• Énoncé 1
Reformulez sous forme de liste le paragraphe de l'arrêt qui commence par « L'activité de la société MD2I a évolué », en conservant ses faits principaux.
• Énoncé 2
Poursuivez l'arrêt de la cour d'appel de Paris à la suite de son dernier paragraphe.

• Texte fourni
┄┄┄┄┄┄┄┄┄┄

26 février 2019
Cour d'appel de Paris
RG n° 18/00731

Pôle 6 - Chambre 8

Texte de la décision

RÉPUBLIQUE FRANÇAISE

AU NOM DU PEUPLE FRANÇAIS







COUR D'APPEL DE PARIS

Pôle 6 - Chambre 8



ARRÊT DU 26 Février 2019

(n° , pages)



Numéro d'inscription au répertoire général : S N° RG 18/00731 - N° Portalis 35L7-V-B7C-B42CB



Statuant sur renvoi après cassation d'un arrêt de la cour d'appel de VERSAILLES du 26 mai 2016 sur appel d'un jugement du conseil de prud'hommes de BOULOGNE du 21 juin 2012 ;





APPELANT

M. [D] [X]

[Adresse 1]

[Localité 1]

comparant en personne, assisté de Me Olivier BONGRAND, avocat au barreau de PARIS, toque : K0136





INTIMÉE

SAS MD2I

[Adresse 2]

[Localité 2]

N° SIRET : 392 772 497

représentée par Me Jean-michel TROUVIN, avocat au barreau de PARIS, toque : A0354





COMPOSITION DE LA COUR :



L'affaire a été débattue le 15 Novembre 2018, en audience publique, devant la Cour composée de :

Pascale MARTIN, Présidente

Nadège BOSSARD, Conseillère

Benoît DEVIGNOT, Conseiller

qui en ont délibéré





Greffier : Anna TCHADJA-ADJE, lors des débats









ARRET :



- CONTRADICTOIRE

- mis à disposition au greffe de la Cour, les parties en ayant été préalablement avisées dans les conditions prévues au deuxième alinéa de l'article 450 du code de procédure civile.

- signé par Madame Pascale MARTIN, Présidente et par Madame Anna TCHADJA-ADJE, Greffier présent lors de la mise à disposition.




















FAITS- PROCÉDURE-PRÉTENTIONS DES PARTIES



M [D] [X] a été engagé par la société SAS MD2I, par contrat de travail à durée indéterminée, initialement en qualité d'attaché commercial, à compter du 1er septembre 1995. Il est devenu directeur commercial en 1998.



L'activité de la société MD2I a évolué dans le temps, puisqu'à son activité initiale et continue d'édition d'un catalogue présentant une sélection de références destinées aux professionnels, se sont ajoutées progressivement des activités de production d'un site Internet présentant l'ensemble des référents disponibles en ligne générant des contacts commerciaux avec les fournisseurs et avec le temps, sont venues encore s'ajouter des activités de vente à distance.

┄┄┄┄┄┄┄┄┄┄

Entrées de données
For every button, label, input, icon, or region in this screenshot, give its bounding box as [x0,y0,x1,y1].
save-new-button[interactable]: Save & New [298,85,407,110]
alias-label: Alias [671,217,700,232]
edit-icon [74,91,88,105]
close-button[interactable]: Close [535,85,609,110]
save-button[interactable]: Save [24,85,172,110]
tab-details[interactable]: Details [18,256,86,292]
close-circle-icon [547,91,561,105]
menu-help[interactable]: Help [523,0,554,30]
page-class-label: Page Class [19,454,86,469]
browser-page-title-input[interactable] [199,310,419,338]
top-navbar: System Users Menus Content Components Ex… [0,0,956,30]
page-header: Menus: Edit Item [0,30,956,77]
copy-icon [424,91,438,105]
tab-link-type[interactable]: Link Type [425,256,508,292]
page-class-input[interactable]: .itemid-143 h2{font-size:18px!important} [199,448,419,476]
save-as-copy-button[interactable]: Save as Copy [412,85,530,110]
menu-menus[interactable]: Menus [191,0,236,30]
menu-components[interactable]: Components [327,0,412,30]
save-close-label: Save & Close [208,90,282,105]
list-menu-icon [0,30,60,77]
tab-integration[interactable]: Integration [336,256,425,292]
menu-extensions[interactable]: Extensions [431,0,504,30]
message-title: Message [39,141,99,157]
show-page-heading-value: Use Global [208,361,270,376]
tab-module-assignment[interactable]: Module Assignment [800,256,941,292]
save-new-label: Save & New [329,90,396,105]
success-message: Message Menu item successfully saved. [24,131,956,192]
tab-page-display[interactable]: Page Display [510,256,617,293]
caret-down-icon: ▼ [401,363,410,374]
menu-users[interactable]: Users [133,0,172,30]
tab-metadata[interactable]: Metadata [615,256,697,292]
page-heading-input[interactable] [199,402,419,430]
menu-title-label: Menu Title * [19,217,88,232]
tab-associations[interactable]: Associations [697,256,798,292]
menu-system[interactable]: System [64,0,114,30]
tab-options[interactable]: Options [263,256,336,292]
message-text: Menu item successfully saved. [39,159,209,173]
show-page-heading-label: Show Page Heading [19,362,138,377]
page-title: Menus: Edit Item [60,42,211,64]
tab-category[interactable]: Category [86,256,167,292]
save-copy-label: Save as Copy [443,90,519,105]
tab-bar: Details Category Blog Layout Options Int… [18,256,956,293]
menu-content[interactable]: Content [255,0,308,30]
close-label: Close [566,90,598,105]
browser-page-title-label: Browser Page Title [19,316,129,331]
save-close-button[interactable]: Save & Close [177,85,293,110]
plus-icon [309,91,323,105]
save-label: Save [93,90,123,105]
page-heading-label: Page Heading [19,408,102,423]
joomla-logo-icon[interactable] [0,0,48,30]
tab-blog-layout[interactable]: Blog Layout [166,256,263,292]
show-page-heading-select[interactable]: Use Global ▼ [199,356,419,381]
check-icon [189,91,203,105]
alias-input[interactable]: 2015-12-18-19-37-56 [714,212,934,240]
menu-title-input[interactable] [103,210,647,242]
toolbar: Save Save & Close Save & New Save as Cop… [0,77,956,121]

┄┄┄┄┄┄┄┄┄┄

• Réponse attendue 1
- Activité initiale et continue : édition d'un catalogue présentant une sélection de références destinées aux professionnels.
- Ajout progressif : production d'un site Internet présentant en ligne l'ensemble des référents disponibles et générant des contacts commerciaux avec les fournisseurs.
- Ajout ultérieur : activités de vente à distance.

• Réponse attendue 2
Par courriel en date du 6 octobre 2010, le salarié a mis en demeure son employeur d'avoir à lui régler les commissions sur le chiffre d'affaires Internet, conformément, selon lui, aux modalités fixées, réclamant aussi le paiement de sa prime annuelle, en conformité avec la convention collective de la vente à distance applicable.

Le salarié a réitéré ses demandes par lettre du 18 novembre 2010 et en l'absence de réponse à ses demandes, il a saisi le conseil de prud'hommes de Boulogne-Billancourt le 17 janvier 2011.



Par lettre du 7 juillet 2011, il a été convoqué à un entretien préalable au licenciement fixé au 21 juillet 2011.

Le 18 juillet 2011, il a sollicité la résiliation judiciaire de son contrat de travail et en a informé le conseil de prud'hommes ainsi que la société MD2I, le 19 juillet 2011.



Il a été licencié par lettre du 27 juillet 2011, pour perte de confiance, le préavis ayant été payé et non exécuté par dispense de l'employeur.



Par lettre du 20 octobre 2011, le salarié a demandé la régularisation de ses commissions pour un montant de 1.897.000 €, pour la période allant de 2006 à 2011, puis a saisi le 28 novembre 2011 le juge des référés.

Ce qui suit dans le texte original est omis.